> **Written problem**:
Copy out each line that includes the word "alla".
BEGIN Task material
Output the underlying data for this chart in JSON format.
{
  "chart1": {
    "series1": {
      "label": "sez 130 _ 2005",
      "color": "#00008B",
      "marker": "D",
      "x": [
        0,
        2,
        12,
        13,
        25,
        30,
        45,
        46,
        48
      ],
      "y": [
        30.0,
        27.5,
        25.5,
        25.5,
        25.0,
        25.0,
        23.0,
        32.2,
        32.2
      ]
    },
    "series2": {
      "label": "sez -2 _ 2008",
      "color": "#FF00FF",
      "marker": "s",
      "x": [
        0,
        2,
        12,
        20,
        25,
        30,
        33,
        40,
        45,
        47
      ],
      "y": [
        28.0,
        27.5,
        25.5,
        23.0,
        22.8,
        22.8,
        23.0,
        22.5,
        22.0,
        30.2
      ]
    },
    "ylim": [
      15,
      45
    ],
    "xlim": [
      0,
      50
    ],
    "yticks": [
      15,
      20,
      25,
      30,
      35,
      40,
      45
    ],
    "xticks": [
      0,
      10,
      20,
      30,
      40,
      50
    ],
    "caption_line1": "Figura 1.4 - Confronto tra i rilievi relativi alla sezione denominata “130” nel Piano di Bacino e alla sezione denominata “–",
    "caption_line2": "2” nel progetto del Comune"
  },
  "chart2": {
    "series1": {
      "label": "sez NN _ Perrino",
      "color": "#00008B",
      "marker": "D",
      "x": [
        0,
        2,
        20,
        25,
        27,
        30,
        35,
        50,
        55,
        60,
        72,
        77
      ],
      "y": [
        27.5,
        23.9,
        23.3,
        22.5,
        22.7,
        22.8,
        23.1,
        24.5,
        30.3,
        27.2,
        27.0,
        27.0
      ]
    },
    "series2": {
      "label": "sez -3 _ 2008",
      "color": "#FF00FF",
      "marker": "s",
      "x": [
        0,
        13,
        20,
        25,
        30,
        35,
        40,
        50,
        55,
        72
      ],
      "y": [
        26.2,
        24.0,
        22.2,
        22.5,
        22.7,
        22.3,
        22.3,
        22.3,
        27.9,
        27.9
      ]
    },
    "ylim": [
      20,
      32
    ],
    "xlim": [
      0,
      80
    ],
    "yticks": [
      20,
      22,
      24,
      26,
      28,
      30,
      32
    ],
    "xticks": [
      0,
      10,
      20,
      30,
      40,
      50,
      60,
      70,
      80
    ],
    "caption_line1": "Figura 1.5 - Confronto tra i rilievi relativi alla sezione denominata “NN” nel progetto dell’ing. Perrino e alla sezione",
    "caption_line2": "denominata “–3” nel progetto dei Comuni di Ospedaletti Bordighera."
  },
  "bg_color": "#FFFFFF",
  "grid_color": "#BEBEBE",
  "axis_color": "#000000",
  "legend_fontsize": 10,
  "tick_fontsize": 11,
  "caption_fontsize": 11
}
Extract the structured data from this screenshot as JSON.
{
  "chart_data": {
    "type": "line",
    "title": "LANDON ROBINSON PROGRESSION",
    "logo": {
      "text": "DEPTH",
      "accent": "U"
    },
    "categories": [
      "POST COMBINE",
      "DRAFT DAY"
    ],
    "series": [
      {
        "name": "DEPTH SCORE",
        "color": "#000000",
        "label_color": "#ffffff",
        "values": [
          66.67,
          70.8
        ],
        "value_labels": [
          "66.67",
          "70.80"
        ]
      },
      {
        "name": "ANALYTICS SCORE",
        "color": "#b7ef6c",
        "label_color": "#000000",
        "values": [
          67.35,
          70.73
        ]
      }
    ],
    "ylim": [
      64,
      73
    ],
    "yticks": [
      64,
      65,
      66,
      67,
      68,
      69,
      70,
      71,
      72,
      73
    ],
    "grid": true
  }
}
END Task material
> **Result below**:
    "caption_line1": "Figura 1.4 - Confronto tra i rilievi relativi alla sezione denominata “130” nel Piano di Bacino e alla sezione denominata “–",
    "caption_line1": "Figura 1.5 - Confronto tra i rilievi relativi alla sezione denominata “NN” nel progetto dell’ing. Perrino e alla sezione",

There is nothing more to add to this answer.